[A run of items]

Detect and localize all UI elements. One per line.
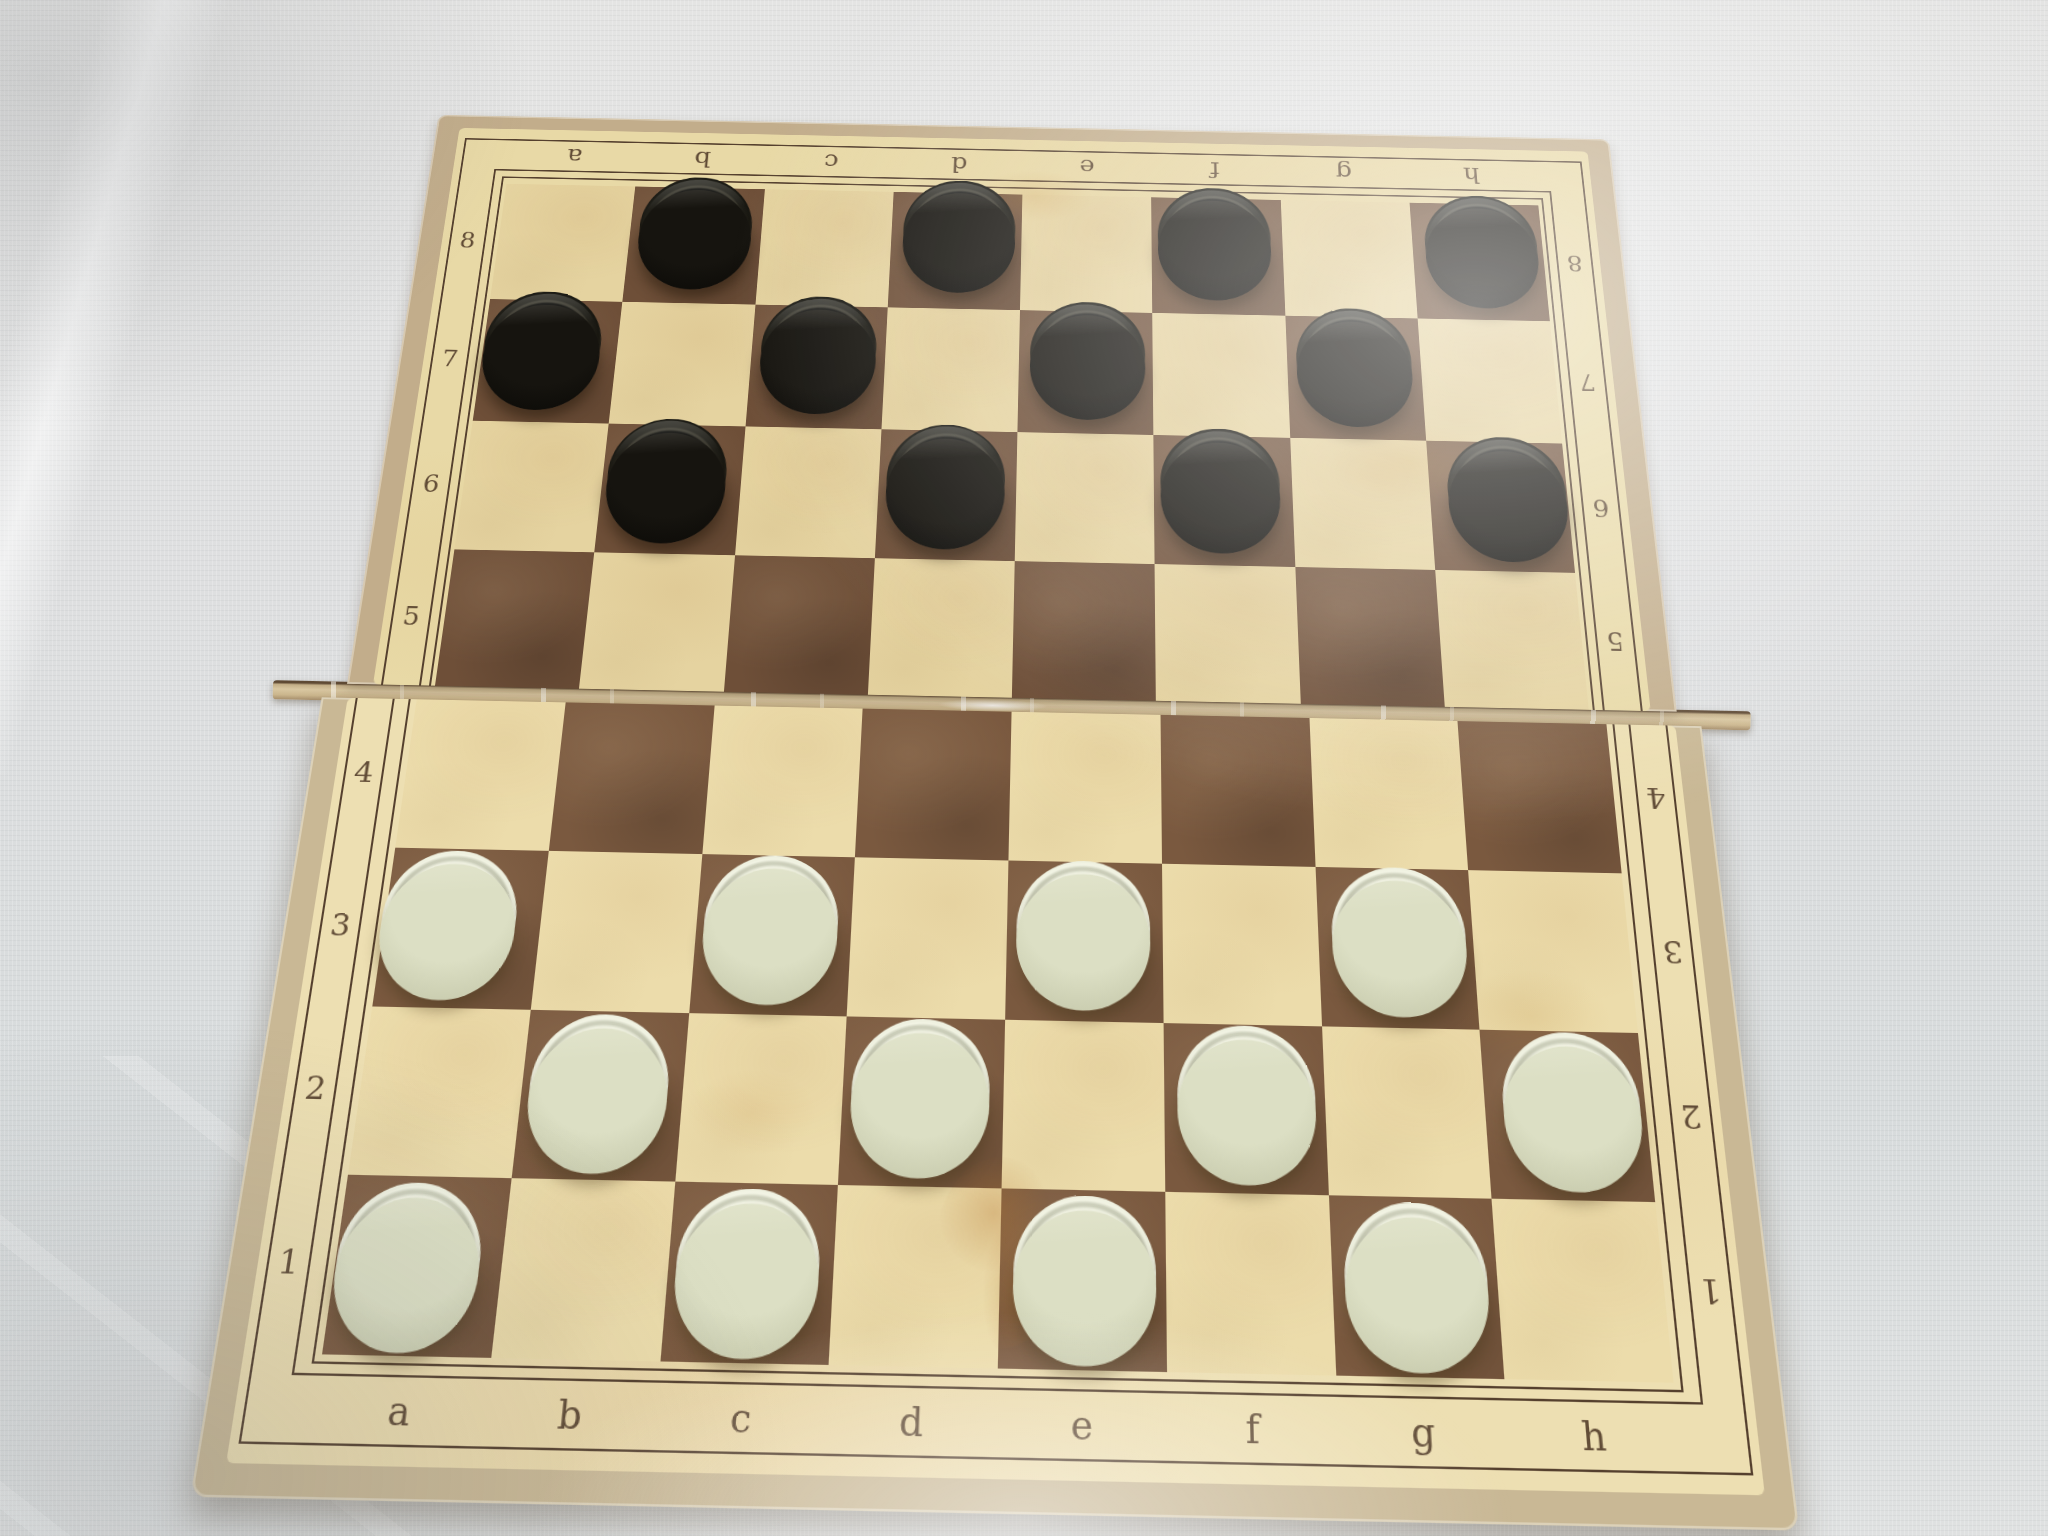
rank-label-6: 6	[1577, 444, 1625, 574]
file-label-h: h	[1506, 1403, 1682, 1469]
white-checker-e3[interactable]	[1015, 859, 1150, 997]
file-labels-bottom: abcdefgh	[310, 1378, 1683, 1469]
square-b4[interactable]	[549, 702, 715, 854]
rank-label-6: 6	[404, 420, 458, 549]
square-e6	[1015, 432, 1155, 564]
black-checker-f6[interactable]	[1160, 428, 1281, 541]
file-label-a: a	[310, 1378, 489, 1444]
black-checker-d6[interactable]	[884, 423, 1006, 536]
file-label-a: a	[508, 140, 640, 173]
square-a1[interactable]	[322, 1174, 511, 1357]
board-paper-bottom: abcdefgh 4321 4321	[226, 698, 1765, 1495]
square-d7	[881, 307, 1020, 432]
square-h3	[1468, 870, 1638, 1032]
square-d3	[847, 858, 1009, 1020]
file-labels-top: abcdefgh	[508, 140, 1536, 192]
square-d5	[868, 558, 1015, 698]
file-label-e: e	[996, 1392, 1168, 1458]
black-checker-h6[interactable]	[1443, 436, 1571, 549]
square-a7[interactable]	[473, 299, 623, 424]
rank-label-1: 1	[255, 1173, 322, 1354]
white-checker-h2[interactable]	[1497, 1031, 1648, 1179]
white-checker-d2[interactable]	[847, 1018, 990, 1166]
square-e4	[1008, 712, 1161, 864]
square-d1	[829, 1185, 1002, 1369]
square-g6	[1290, 438, 1435, 570]
square-c4	[702, 706, 863, 858]
square-h7	[1417, 318, 1562, 443]
square-h8[interactable]	[1409, 203, 1550, 322]
square-b8[interactable]	[623, 186, 765, 304]
square-b3	[531, 851, 702, 1012]
white-checker-c1[interactable]	[670, 1187, 823, 1345]
square-b1	[491, 1178, 675, 1362]
square-b7	[609, 302, 755, 427]
square-h2[interactable]	[1480, 1029, 1655, 1202]
square-d6[interactable]	[875, 429, 1018, 561]
rank-label-8: 8	[442, 183, 492, 299]
square-h5	[1435, 570, 1589, 710]
white-checker-a1[interactable]	[326, 1181, 489, 1338]
square-b5	[579, 552, 734, 691]
square-f6[interactable]	[1154, 435, 1295, 567]
rank-label-4: 4	[1630, 725, 1682, 875]
white-checker-g1[interactable]	[1342, 1200, 1493, 1358]
board-top-half: abcdefgh 8765 8765	[347, 115, 1677, 712]
rank-label-2: 2	[283, 1005, 347, 1174]
rank-label-8: 8	[1553, 206, 1598, 323]
square-a2	[348, 1006, 531, 1178]
square-h6[interactable]	[1426, 441, 1575, 573]
square-e7[interactable]	[1017, 310, 1153, 435]
board-paper-top: abcdefgh 8765 8765	[373, 128, 1651, 711]
square-d4[interactable]	[855, 709, 1011, 861]
rank-label-4: 4	[334, 698, 392, 847]
square-g1[interactable]	[1328, 1195, 1504, 1379]
square-f5	[1155, 564, 1300, 704]
square-d8[interactable]	[888, 192, 1023, 310]
white-checker-f2[interactable]	[1176, 1024, 1318, 1172]
square-f4[interactable]	[1160, 715, 1315, 867]
checkers-board: abcdefgh 8765 8765 abcdefgh 4321 4321	[0, 0, 2048, 1536]
black-checker-a7[interactable]	[478, 291, 606, 397]
square-h4[interactable]	[1458, 721, 1622, 873]
file-label-g: g	[1279, 156, 1409, 189]
black-checker-d8[interactable]	[901, 180, 1016, 281]
square-e2	[1002, 1019, 1165, 1191]
square-f2[interactable]	[1163, 1023, 1328, 1195]
rank-label-3: 3	[1646, 874, 1700, 1034]
square-d2[interactable]	[838, 1016, 1005, 1188]
white-checker-b2[interactable]	[522, 1013, 674, 1160]
file-label-g: g	[1337, 1399, 1511, 1465]
rank-label-2: 2	[1663, 1033, 1720, 1203]
square-g8	[1280, 200, 1417, 318]
black-checker-c7[interactable]	[757, 295, 879, 401]
rank-label-5: 5	[383, 548, 439, 685]
black-checker-f8[interactable]	[1158, 187, 1272, 288]
rank-label-7: 7	[1565, 322, 1612, 445]
white-checker-e1[interactable]	[1012, 1194, 1157, 1352]
file-label-h: h	[1406, 159, 1537, 192]
square-a5[interactable]	[435, 549, 594, 688]
rank-label-7: 7	[424, 298, 476, 420]
square-g4	[1309, 718, 1468, 870]
square-c7[interactable]	[745, 305, 887, 430]
square-g3[interactable]	[1315, 867, 1480, 1029]
file-label-d: d	[824, 1389, 997, 1455]
black-checker-h8[interactable]	[1422, 195, 1542, 296]
square-c6	[735, 426, 882, 558]
square-f1	[1165, 1192, 1336, 1376]
square-f7	[1152, 313, 1289, 438]
square-c2	[675, 1013, 847, 1185]
black-checker-b8[interactable]	[635, 177, 756, 278]
file-label-c: c	[766, 145, 896, 178]
rank-label-5: 5	[1591, 573, 1641, 711]
black-checker-b6[interactable]	[601, 417, 730, 529]
square-e5[interactable]	[1012, 561, 1156, 701]
square-e3[interactable]	[1005, 861, 1163, 1023]
white-checker-a3[interactable]	[372, 849, 524, 987]
square-g7[interactable]	[1285, 316, 1426, 441]
file-label-f: f	[1151, 153, 1280, 186]
squares-grid-bottom	[322, 699, 1674, 1382]
file-label-c: c	[653, 1385, 828, 1451]
black-checker-g7[interactable]	[1294, 308, 1415, 415]
square-g5[interactable]	[1295, 567, 1445, 707]
square-c1[interactable]	[660, 1181, 838, 1365]
photo-background: abcdefgh 8765 8765 abcdefgh 4321 4321	[0, 0, 2048, 1536]
square-b2[interactable]	[511, 1009, 688, 1181]
square-f8[interactable]	[1151, 197, 1285, 315]
file-label-b: b	[481, 1382, 658, 1448]
square-e8	[1020, 195, 1152, 313]
file-label-d: d	[894, 148, 1023, 181]
square-b6[interactable]	[594, 424, 745, 556]
rank-label-3: 3	[310, 847, 371, 1006]
board-bottom-half: abcdefgh 4321 4321	[190, 697, 1799, 1530]
square-g2	[1322, 1026, 1492, 1199]
square-a6	[454, 421, 609, 553]
square-f3	[1162, 864, 1322, 1026]
file-label-f: f	[1167, 1396, 1339, 1462]
square-h1	[1492, 1198, 1674, 1382]
squares-grid-top	[435, 184, 1589, 710]
square-c8	[755, 189, 893, 307]
square-a4	[395, 699, 565, 851]
file-label-b: b	[637, 142, 768, 175]
square-a8	[490, 184, 635, 302]
black-checker-e7[interactable]	[1029, 301, 1145, 407]
square-e1[interactable]	[998, 1188, 1167, 1372]
file-label-e: e	[1023, 150, 1152, 183]
rank-label-1: 1	[1682, 1202, 1741, 1384]
white-checker-c3[interactable]	[698, 854, 841, 992]
square-c3[interactable]	[689, 854, 855, 1016]
white-checker-g3[interactable]	[1329, 866, 1470, 1005]
square-c5[interactable]	[723, 555, 874, 694]
square-a3[interactable]	[372, 848, 548, 1009]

__STATED EXERCISE__. Please echo every line of the items above without changing anything, but leave the pictures out.

__ANSWER TO THIS PROBLEM__.
Detect and localize all UI elements. One per line.
rank-label-6: 6	[1577, 444, 1625, 574]
file-label-h: h	[1506, 1403, 1682, 1469]
white-checker-e3[interactable]	[1015, 859, 1150, 997]
file-labels-bottom: abcdefgh	[310, 1378, 1683, 1469]
square-b4[interactable]	[549, 702, 715, 854]
rank-label-6: 6	[404, 420, 458, 549]
square-e6	[1015, 432, 1155, 564]
black-checker-f6[interactable]	[1160, 428, 1281, 541]
file-label-a: a	[310, 1378, 489, 1444]
black-checker-d6[interactable]	[884, 423, 1006, 536]
file-label-a: a	[508, 140, 640, 173]
square-a1[interactable]	[322, 1174, 511, 1357]
board-paper-bottom: abcdefgh 4321 4321	[226, 698, 1765, 1495]
square-d7	[881, 307, 1020, 432]
square-h3	[1468, 870, 1638, 1032]
square-d3	[847, 858, 1009, 1020]
file-labels-top: abcdefgh	[508, 140, 1536, 192]
square-d5	[868, 558, 1015, 698]
file-label-e: e	[996, 1392, 1168, 1458]
black-checker-h6[interactable]	[1443, 436, 1571, 549]
square-a7[interactable]	[473, 299, 623, 424]
rank-label-1: 1	[255, 1173, 322, 1354]
white-checker-h2[interactable]	[1497, 1031, 1648, 1179]
white-checker-d2[interactable]	[847, 1018, 990, 1166]
square-e4	[1008, 712, 1161, 864]
square-d1	[829, 1185, 1002, 1369]
square-g6	[1290, 438, 1435, 570]
square-c4	[702, 706, 863, 858]
square-h7	[1417, 318, 1562, 443]
square-h8[interactable]	[1409, 203, 1550, 322]
square-b8[interactable]	[623, 186, 765, 304]
square-b3	[531, 851, 702, 1012]
white-checker-c1[interactable]	[670, 1187, 823, 1345]
square-b1	[491, 1178, 675, 1362]
square-b7	[609, 302, 755, 427]
square-h2[interactable]	[1480, 1029, 1655, 1202]
square-d6[interactable]	[875, 429, 1018, 561]
rank-label-8: 8	[442, 183, 492, 299]
square-h5	[1435, 570, 1589, 710]
white-checker-a1[interactable]	[326, 1181, 489, 1338]
square-b5	[579, 552, 734, 691]
square-f6[interactable]	[1154, 435, 1295, 567]
rank-label-4: 4	[1630, 725, 1682, 875]
white-checker-g1[interactable]	[1342, 1200, 1493, 1358]
board-top-half: abcdefgh 8765 8765	[347, 115, 1677, 712]
rank-label-2: 2	[283, 1005, 347, 1174]
rank-label-8: 8	[1553, 206, 1598, 323]
square-a2	[348, 1006, 531, 1178]
square-h6[interactable]	[1426, 441, 1575, 573]
square-e7[interactable]	[1017, 310, 1153, 435]
board-paper-top: abcdefgh 8765 8765	[373, 128, 1651, 711]
square-d4[interactable]	[855, 709, 1011, 861]
rank-label-4: 4	[334, 698, 392, 847]
square-g1[interactable]	[1328, 1195, 1504, 1379]
square-f5	[1155, 564, 1300, 704]
square-d8[interactable]	[888, 192, 1023, 310]
white-checker-f2[interactable]	[1176, 1024, 1318, 1172]
square-f4[interactable]	[1160, 715, 1315, 867]
checkers-board: abcdefgh 8765 8765 abcdefgh 4321 4321	[0, 0, 2048, 1536]
black-checker-a7[interactable]	[478, 291, 606, 397]
square-h4[interactable]	[1458, 721, 1622, 873]
file-label-g: g	[1279, 156, 1409, 189]
black-checker-d8[interactable]	[901, 180, 1016, 281]
square-e2	[1002, 1019, 1165, 1191]
square-f2[interactable]	[1163, 1023, 1328, 1195]
rank-label-3: 3	[1646, 874, 1700, 1034]
square-d2[interactable]	[838, 1016, 1005, 1188]
white-checker-b2[interactable]	[522, 1013, 674, 1160]
file-label-g: g	[1337, 1399, 1511, 1465]
rank-label-2: 2	[1663, 1033, 1720, 1203]
square-g8	[1280, 200, 1417, 318]
black-checker-c7[interactable]	[757, 295, 879, 401]
rank-label-5: 5	[383, 548, 439, 685]
black-checker-f8[interactable]	[1158, 187, 1272, 288]
rank-label-7: 7	[1565, 322, 1612, 445]
white-checker-e1[interactable]	[1012, 1194, 1157, 1352]
file-label-h: h	[1406, 159, 1537, 192]
square-a5[interactable]	[435, 549, 594, 688]
rank-label-7: 7	[424, 298, 476, 420]
square-g4	[1309, 718, 1468, 870]
square-c7[interactable]	[745, 305, 887, 430]
square-g3[interactable]	[1315, 867, 1480, 1029]
file-label-d: d	[824, 1389, 997, 1455]
black-checker-h8[interactable]	[1422, 195, 1542, 296]
square-c6	[735, 426, 882, 558]
square-f1	[1165, 1192, 1336, 1376]
square-f7	[1152, 313, 1289, 438]
square-c2	[675, 1013, 847, 1185]
black-checker-b8[interactable]	[635, 177, 756, 278]
file-label-c: c	[766, 145, 896, 178]
rank-label-5: 5	[1591, 573, 1641, 711]
black-checker-b6[interactable]	[601, 417, 730, 529]
square-e5[interactable]	[1012, 561, 1156, 701]
square-e3[interactable]	[1005, 861, 1163, 1023]
white-checker-a3[interactable]	[372, 849, 524, 987]
square-g7[interactable]	[1285, 316, 1426, 441]
file-label-f: f	[1151, 153, 1280, 186]
squares-grid-bottom	[322, 699, 1674, 1382]
file-label-c: c	[653, 1385, 828, 1451]
black-checker-g7[interactable]	[1294, 308, 1415, 415]
square-g5[interactable]	[1295, 567, 1445, 707]
square-c1[interactable]	[660, 1181, 838, 1365]
photo-background: abcdefgh 8765 8765 abcdefgh 4321 4321	[0, 0, 2048, 1536]
square-b2[interactable]	[511, 1009, 688, 1181]
square-f8[interactable]	[1151, 197, 1285, 315]
file-label-b: b	[481, 1382, 658, 1448]
square-e8	[1020, 195, 1152, 313]
file-label-d: d	[894, 148, 1023, 181]
square-b6[interactable]	[594, 424, 745, 556]
rank-label-3: 3	[310, 847, 371, 1006]
board-bottom-half: abcdefgh 4321 4321	[190, 697, 1799, 1530]
square-g2	[1322, 1026, 1492, 1199]
square-a6	[454, 421, 609, 553]
square-f3	[1162, 864, 1322, 1026]
file-label-f: f	[1167, 1396, 1339, 1462]
square-h1	[1492, 1198, 1674, 1382]
squares-grid-top	[435, 184, 1589, 710]
square-c8	[755, 189, 893, 307]
square-a4	[395, 699, 565, 851]
file-label-b: b	[637, 142, 768, 175]
square-a8	[490, 184, 635, 302]
black-checker-e7[interactable]	[1029, 301, 1145, 407]
square-e1[interactable]	[998, 1188, 1167, 1372]
file-label-e: e	[1023, 150, 1152, 183]
rank-label-1: 1	[1682, 1202, 1741, 1384]
white-checker-c3[interactable]	[698, 854, 841, 992]
square-c3[interactable]	[689, 854, 855, 1016]
white-checker-g3[interactable]	[1329, 866, 1470, 1005]
square-c5[interactable]	[723, 555, 874, 694]
square-a3[interactable]	[372, 848, 548, 1009]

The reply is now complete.